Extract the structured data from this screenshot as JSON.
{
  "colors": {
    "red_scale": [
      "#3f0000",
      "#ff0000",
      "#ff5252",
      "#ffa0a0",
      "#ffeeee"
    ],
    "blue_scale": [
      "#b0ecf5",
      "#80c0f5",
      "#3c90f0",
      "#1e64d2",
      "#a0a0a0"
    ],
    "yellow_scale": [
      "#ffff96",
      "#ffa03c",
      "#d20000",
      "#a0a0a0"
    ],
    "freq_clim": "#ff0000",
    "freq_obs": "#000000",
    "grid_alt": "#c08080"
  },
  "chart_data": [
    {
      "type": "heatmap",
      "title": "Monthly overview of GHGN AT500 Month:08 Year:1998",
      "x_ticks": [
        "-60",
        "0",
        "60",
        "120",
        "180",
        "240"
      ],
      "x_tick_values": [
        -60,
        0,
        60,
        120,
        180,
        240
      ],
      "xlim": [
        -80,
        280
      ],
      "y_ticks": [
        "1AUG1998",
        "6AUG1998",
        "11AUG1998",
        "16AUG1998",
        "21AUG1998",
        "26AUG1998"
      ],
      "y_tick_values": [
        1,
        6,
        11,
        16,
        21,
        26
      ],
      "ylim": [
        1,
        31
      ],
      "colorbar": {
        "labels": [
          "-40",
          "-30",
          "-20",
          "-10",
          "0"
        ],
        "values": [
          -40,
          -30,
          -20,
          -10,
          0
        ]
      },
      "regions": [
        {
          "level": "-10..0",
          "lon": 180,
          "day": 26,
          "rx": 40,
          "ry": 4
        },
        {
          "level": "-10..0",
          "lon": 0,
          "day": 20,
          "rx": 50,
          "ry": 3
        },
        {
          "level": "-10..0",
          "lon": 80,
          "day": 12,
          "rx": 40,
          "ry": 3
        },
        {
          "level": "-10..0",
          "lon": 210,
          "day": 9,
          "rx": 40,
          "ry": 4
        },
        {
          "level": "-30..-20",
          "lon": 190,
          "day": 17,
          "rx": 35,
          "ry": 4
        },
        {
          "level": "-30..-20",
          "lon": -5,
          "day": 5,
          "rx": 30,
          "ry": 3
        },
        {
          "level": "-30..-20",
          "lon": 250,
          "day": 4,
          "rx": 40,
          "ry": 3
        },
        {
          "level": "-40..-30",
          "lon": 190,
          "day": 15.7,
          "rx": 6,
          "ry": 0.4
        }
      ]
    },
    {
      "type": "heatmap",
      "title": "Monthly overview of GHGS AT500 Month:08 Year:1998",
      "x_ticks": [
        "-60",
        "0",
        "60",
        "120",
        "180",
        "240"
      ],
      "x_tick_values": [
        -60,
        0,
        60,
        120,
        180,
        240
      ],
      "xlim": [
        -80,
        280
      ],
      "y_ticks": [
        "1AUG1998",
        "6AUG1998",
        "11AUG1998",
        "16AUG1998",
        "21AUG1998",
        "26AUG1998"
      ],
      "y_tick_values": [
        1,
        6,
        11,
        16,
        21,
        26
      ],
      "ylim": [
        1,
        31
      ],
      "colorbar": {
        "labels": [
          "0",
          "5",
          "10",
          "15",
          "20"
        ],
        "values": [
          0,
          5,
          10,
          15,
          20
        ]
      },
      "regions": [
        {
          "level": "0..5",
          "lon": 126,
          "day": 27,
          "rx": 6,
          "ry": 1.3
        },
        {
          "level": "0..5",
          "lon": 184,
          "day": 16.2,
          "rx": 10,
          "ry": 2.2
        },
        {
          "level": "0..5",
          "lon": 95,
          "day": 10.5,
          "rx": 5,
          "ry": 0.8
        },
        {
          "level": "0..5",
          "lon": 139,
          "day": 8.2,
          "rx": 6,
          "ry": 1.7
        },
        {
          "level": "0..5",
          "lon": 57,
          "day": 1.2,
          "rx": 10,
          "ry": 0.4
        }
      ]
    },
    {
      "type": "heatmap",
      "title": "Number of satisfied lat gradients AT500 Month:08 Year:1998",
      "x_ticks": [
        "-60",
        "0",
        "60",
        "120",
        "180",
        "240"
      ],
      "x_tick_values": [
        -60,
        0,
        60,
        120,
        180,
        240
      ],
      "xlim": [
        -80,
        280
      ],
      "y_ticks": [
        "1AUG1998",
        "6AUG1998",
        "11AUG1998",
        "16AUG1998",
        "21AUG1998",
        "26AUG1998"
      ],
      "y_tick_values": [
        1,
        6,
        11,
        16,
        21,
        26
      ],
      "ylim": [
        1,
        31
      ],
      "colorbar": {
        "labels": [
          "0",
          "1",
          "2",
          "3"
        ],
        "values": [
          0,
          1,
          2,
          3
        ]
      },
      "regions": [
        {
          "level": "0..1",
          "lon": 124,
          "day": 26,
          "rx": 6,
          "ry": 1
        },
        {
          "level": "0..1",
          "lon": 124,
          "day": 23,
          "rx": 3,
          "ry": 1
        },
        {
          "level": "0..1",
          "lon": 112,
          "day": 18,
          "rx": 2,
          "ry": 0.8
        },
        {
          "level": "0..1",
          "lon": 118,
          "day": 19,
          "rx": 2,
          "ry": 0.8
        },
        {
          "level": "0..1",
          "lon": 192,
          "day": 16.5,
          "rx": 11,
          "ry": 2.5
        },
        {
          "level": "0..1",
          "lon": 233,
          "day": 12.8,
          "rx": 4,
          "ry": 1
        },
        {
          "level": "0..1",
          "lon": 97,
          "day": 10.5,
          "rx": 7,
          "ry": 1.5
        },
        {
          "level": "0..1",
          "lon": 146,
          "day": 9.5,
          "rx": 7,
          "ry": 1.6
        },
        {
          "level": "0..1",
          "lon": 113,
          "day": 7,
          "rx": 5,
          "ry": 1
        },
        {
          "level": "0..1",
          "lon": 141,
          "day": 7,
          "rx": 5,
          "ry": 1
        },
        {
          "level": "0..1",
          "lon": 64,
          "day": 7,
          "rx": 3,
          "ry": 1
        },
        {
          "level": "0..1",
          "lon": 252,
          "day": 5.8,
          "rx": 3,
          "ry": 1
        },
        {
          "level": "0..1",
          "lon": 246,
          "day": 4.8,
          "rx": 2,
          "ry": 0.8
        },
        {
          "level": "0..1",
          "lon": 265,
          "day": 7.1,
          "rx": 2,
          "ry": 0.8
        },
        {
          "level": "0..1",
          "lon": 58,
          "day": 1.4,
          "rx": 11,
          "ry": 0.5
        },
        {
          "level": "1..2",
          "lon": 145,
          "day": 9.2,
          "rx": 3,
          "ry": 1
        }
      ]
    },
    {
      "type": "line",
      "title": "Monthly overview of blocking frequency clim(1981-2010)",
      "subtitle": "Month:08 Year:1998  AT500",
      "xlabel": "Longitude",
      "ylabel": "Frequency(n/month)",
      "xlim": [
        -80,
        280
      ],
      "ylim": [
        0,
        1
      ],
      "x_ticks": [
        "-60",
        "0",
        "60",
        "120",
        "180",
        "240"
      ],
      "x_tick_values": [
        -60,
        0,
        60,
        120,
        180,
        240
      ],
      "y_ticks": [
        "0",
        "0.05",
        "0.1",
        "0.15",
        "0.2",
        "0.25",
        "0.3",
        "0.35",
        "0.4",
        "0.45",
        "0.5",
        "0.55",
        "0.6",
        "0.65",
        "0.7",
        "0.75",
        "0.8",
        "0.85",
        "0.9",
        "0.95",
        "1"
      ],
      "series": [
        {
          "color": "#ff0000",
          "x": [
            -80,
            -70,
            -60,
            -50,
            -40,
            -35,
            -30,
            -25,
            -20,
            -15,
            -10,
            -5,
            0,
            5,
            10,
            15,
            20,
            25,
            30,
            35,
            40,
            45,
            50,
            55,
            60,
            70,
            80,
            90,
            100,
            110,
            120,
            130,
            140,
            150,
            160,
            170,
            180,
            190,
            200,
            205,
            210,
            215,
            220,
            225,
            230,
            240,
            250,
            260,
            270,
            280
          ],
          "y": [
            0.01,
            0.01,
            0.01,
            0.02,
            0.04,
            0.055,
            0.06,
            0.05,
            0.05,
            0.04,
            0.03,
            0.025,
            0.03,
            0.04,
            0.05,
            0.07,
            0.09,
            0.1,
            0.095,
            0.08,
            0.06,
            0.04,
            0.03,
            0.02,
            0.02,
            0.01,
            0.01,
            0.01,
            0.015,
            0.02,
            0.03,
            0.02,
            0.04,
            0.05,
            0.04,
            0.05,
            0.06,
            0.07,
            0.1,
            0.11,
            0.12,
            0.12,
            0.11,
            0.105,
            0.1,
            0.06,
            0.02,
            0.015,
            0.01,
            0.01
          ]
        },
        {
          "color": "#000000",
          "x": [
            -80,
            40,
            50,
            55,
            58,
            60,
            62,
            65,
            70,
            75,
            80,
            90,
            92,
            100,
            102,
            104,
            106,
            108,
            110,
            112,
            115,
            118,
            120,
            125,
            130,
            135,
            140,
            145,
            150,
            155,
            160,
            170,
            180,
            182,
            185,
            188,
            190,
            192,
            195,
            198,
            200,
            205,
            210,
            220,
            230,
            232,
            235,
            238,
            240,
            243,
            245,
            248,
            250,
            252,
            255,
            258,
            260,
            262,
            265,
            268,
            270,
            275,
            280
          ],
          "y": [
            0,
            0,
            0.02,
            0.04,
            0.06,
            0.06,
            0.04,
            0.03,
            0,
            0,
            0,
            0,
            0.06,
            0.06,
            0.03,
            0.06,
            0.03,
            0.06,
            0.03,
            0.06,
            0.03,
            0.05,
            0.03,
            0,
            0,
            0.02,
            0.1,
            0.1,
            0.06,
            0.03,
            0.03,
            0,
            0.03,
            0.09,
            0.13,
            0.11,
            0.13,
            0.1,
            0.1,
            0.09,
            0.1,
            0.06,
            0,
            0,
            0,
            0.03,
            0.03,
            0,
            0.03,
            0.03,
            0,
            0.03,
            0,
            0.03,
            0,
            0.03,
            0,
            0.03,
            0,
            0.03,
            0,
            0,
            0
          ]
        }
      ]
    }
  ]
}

+++

Task statement: Determine the number of lines in the listing that contain the string "Year". Write that number and nothing else.

Correct output: 4